## Start Data for processing

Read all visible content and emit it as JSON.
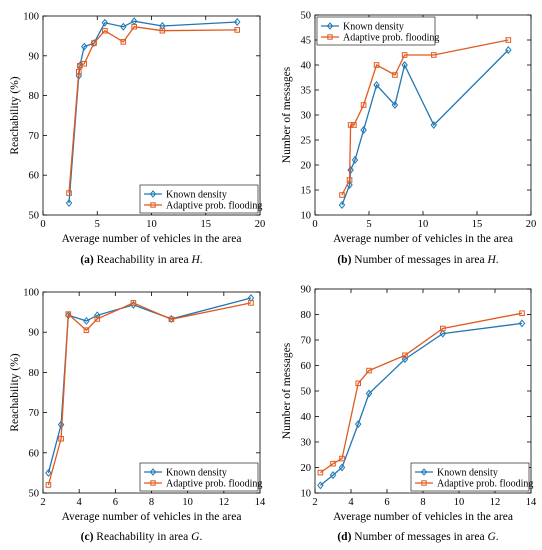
{
  "colors": {
    "known": "#1f77b4",
    "adaptive": "#e2591f",
    "axis": "#000000",
    "grid": "#cccccc"
  },
  "chart_data": [
    {
      "type": "line",
      "caption": {
        "label": "(a)",
        "text": "Reachability in area ",
        "area": "H",
        "end": "."
      },
      "xlabel": "Average number of vehicles in the area",
      "ylabel": "Reachability (%)",
      "xlim": [
        0,
        20
      ],
      "ylim": [
        50,
        100
      ],
      "xticks": [
        0,
        5,
        10,
        15,
        20
      ],
      "yticks": [
        50,
        60,
        70,
        80,
        90,
        100
      ],
      "legend_position": "bottom-right",
      "series": [
        {
          "name": "Known density",
          "color": "#1f77b4",
          "marker": "diamond",
          "x": [
            2.4,
            3.3,
            3.4,
            3.8,
            4.7,
            5.7,
            7.4,
            8.4,
            11.0,
            17.9
          ],
          "y": [
            53,
            85,
            87.5,
            92.3,
            93.2,
            98.3,
            97.3,
            98.7,
            97.5,
            98.5
          ]
        },
        {
          "name": "Adaptive prob. flooding",
          "color": "#e2591f",
          "marker": "square",
          "x": [
            2.4,
            3.3,
            3.4,
            3.8,
            4.7,
            5.7,
            7.4,
            8.4,
            11.0,
            17.9
          ],
          "y": [
            55.5,
            86,
            87.5,
            88,
            93.2,
            96.3,
            93.5,
            97.3,
            96.3,
            96.5
          ]
        }
      ]
    },
    {
      "type": "line",
      "caption": {
        "label": "(b)",
        "text": "Number of messages in area ",
        "area": "H",
        "end": "."
      },
      "xlabel": "Average number of vehicles in the area",
      "ylabel": "Number of messages",
      "xlim": [
        0,
        20
      ],
      "ylim": [
        10,
        50
      ],
      "xticks": [
        0,
        5,
        10,
        15,
        20
      ],
      "yticks": [
        10,
        15,
        20,
        25,
        30,
        35,
        40,
        45,
        50
      ],
      "legend_position": "top-left",
      "series": [
        {
          "name": "Known density",
          "color": "#1f77b4",
          "marker": "diamond",
          "x": [
            2.5,
            3.2,
            3.3,
            3.7,
            4.5,
            5.7,
            7.4,
            8.3,
            11.0,
            17.9
          ],
          "y": [
            12,
            16,
            19,
            21,
            27,
            36,
            32,
            40,
            28,
            43
          ]
        },
        {
          "name": "Adaptive prob. flooding",
          "color": "#e2591f",
          "marker": "square",
          "x": [
            2.5,
            3.2,
            3.3,
            3.6,
            4.5,
            5.7,
            7.4,
            8.3,
            11.0,
            17.9
          ],
          "y": [
            14,
            17,
            28,
            28,
            32,
            40,
            38,
            42,
            42,
            45
          ]
        }
      ]
    },
    {
      "type": "line",
      "caption": {
        "label": "(c)",
        "text": "Reachability in area ",
        "area": "G",
        "end": "."
      },
      "xlabel": "Average number of vehicles in the area",
      "ylabel": "Reachability (%)",
      "xlim": [
        2,
        14
      ],
      "ylim": [
        50,
        100
      ],
      "xticks": [
        2,
        4,
        6,
        8,
        10,
        12,
        14
      ],
      "yticks": [
        50,
        60,
        70,
        80,
        90,
        100
      ],
      "legend_position": "bottom-right",
      "series": [
        {
          "name": "Known density",
          "color": "#1f77b4",
          "marker": "diamond",
          "x": [
            2.3,
            3.0,
            3.4,
            4.4,
            5.0,
            7.0,
            9.1,
            13.5
          ],
          "y": [
            55,
            67,
            94.2,
            92.8,
            94.2,
            96.8,
            93.3,
            98.5
          ]
        },
        {
          "name": "Adaptive prob. flooding",
          "color": "#e2591f",
          "marker": "square",
          "x": [
            2.3,
            3.0,
            3.4,
            4.4,
            5.0,
            7.0,
            9.1,
            13.5
          ],
          "y": [
            52,
            63.5,
            94.5,
            90.5,
            93.3,
            97.3,
            93.2,
            97.3
          ]
        }
      ]
    },
    {
      "type": "line",
      "caption": {
        "label": "(d)",
        "text": "Number of messages in area ",
        "area": "G",
        "end": "."
      },
      "xlabel": "Average number of vehicles in the area",
      "ylabel": "Number of messages",
      "xlim": [
        2,
        14
      ],
      "ylim": [
        10,
        90
      ],
      "xticks": [
        2,
        4,
        6,
        8,
        10,
        12,
        14
      ],
      "yticks": [
        10,
        20,
        30,
        40,
        50,
        60,
        70,
        80,
        90
      ],
      "legend_position": "bottom-right",
      "series": [
        {
          "name": "Known density",
          "color": "#1f77b4",
          "marker": "diamond",
          "x": [
            2.3,
            3.0,
            3.5,
            4.4,
            5.0,
            7.0,
            9.1,
            13.5
          ],
          "y": [
            13,
            17,
            20,
            37,
            49,
            62.5,
            72.5,
            76.5
          ]
        },
        {
          "name": "Adaptive prob. flooding",
          "color": "#e2591f",
          "marker": "square",
          "x": [
            2.3,
            3.0,
            3.5,
            4.4,
            5.0,
            7.0,
            9.1,
            13.5
          ],
          "y": [
            18,
            21.5,
            23.5,
            53,
            58,
            64,
            74.5,
            80.5
          ]
        }
      ]
    }
  ]
}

## End Data for processing

Exercise goal –
Exclude the pictures, and transcribe all of the material exactly.

Solution for this task –
Read all visible content and emit it as JSON.
{
  "colors": {
    "known": "#1f77b4",
    "adaptive": "#e2591f",
    "axis": "#000000",
    "grid": "#cccccc"
  },
  "chart_data": [
    {
      "type": "line",
      "caption": {
        "label": "(a)",
        "text": "Reachability in area ",
        "area": "H",
        "end": "."
      },
      "xlabel": "Average number of vehicles in the area",
      "ylabel": "Reachability (%)",
      "xlim": [
        0,
        20
      ],
      "ylim": [
        50,
        100
      ],
      "xticks": [
        0,
        5,
        10,
        15,
        20
      ],
      "yticks": [
        50,
        60,
        70,
        80,
        90,
        100
      ],
      "legend_position": "bottom-right",
      "series": [
        {
          "name": "Known density",
          "color": "#1f77b4",
          "marker": "diamond",
          "x": [
            2.4,
            3.3,
            3.4,
            3.8,
            4.7,
            5.7,
            7.4,
            8.4,
            11.0,
            17.9
          ],
          "y": [
            53,
            85,
            87.5,
            92.3,
            93.2,
            98.3,
            97.3,
            98.7,
            97.5,
            98.5
          ]
        },
        {
          "name": "Adaptive prob. flooding",
          "color": "#e2591f",
          "marker": "square",
          "x": [
            2.4,
            3.3,
            3.4,
            3.8,
            4.7,
            5.7,
            7.4,
            8.4,
            11.0,
            17.9
          ],
          "y": [
            55.5,
            86,
            87.5,
            88,
            93.2,
            96.3,
            93.5,
            97.3,
            96.3,
            96.5
          ]
        }
      ]
    },
    {
      "type": "line",
      "caption": {
        "label": "(b)",
        "text": "Number of messages in area ",
        "area": "H",
        "end": "."
      },
      "xlabel": "Average number of vehicles in the area",
      "ylabel": "Number of messages",
      "xlim": [
        0,
        20
      ],
      "ylim": [
        10,
        50
      ],
      "xticks": [
        0,
        5,
        10,
        15,
        20
      ],
      "yticks": [
        10,
        15,
        20,
        25,
        30,
        35,
        40,
        45,
        50
      ],
      "legend_position": "top-left",
      "series": [
        {
          "name": "Known density",
          "color": "#1f77b4",
          "marker": "diamond",
          "x": [
            2.5,
            3.2,
            3.3,
            3.7,
            4.5,
            5.7,
            7.4,
            8.3,
            11.0,
            17.9
          ],
          "y": [
            12,
            16,
            19,
            21,
            27,
            36,
            32,
            40,
            28,
            43
          ]
        },
        {
          "name": "Adaptive prob. flooding",
          "color": "#e2591f",
          "marker": "square",
          "x": [
            2.5,
            3.2,
            3.3,
            3.6,
            4.5,
            5.7,
            7.4,
            8.3,
            11.0,
            17.9
          ],
          "y": [
            14,
            17,
            28,
            28,
            32,
            40,
            38,
            42,
            42,
            45
          ]
        }
      ]
    },
    {
      "type": "line",
      "caption": {
        "label": "(c)",
        "text": "Reachability in area ",
        "area": "G",
        "end": "."
      },
      "xlabel": "Average number of vehicles in the area",
      "ylabel": "Reachability (%)",
      "xlim": [
        2,
        14
      ],
      "ylim": [
        50,
        100
      ],
      "xticks": [
        2,
        4,
        6,
        8,
        10,
        12,
        14
      ],
      "yticks": [
        50,
        60,
        70,
        80,
        90,
        100
      ],
      "legend_position": "bottom-right",
      "series": [
        {
          "name": "Known density",
          "color": "#1f77b4",
          "marker": "diamond",
          "x": [
            2.3,
            3.0,
            3.4,
            4.4,
            5.0,
            7.0,
            9.1,
            13.5
          ],
          "y": [
            55,
            67,
            94.2,
            92.8,
            94.2,
            96.8,
            93.3,
            98.5
          ]
        },
        {
          "name": "Adaptive prob. flooding",
          "color": "#e2591f",
          "marker": "square",
          "x": [
            2.3,
            3.0,
            3.4,
            4.4,
            5.0,
            7.0,
            9.1,
            13.5
          ],
          "y": [
            52,
            63.5,
            94.5,
            90.5,
            93.3,
            97.3,
            93.2,
            97.3
          ]
        }
      ]
    },
    {
      "type": "line",
      "caption": {
        "label": "(d)",
        "text": "Number of messages in area ",
        "area": "G",
        "end": "."
      },
      "xlabel": "Average number of vehicles in the area",
      "ylabel": "Number of messages",
      "xlim": [
        2,
        14
      ],
      "ylim": [
        10,
        90
      ],
      "xticks": [
        2,
        4,
        6,
        8,
        10,
        12,
        14
      ],
      "yticks": [
        10,
        20,
        30,
        40,
        50,
        60,
        70,
        80,
        90
      ],
      "legend_position": "bottom-right",
      "series": [
        {
          "name": "Known density",
          "color": "#1f77b4",
          "marker": "diamond",
          "x": [
            2.3,
            3.0,
            3.5,
            4.4,
            5.0,
            7.0,
            9.1,
            13.5
          ],
          "y": [
            13,
            17,
            20,
            37,
            49,
            62.5,
            72.5,
            76.5
          ]
        },
        {
          "name": "Adaptive prob. flooding",
          "color": "#e2591f",
          "marker": "square",
          "x": [
            2.3,
            3.0,
            3.5,
            4.4,
            5.0,
            7.0,
            9.1,
            13.5
          ],
          "y": [
            18,
            21.5,
            23.5,
            53,
            58,
            64,
            74.5,
            80.5
          ]
        }
      ]
    }
  ]
}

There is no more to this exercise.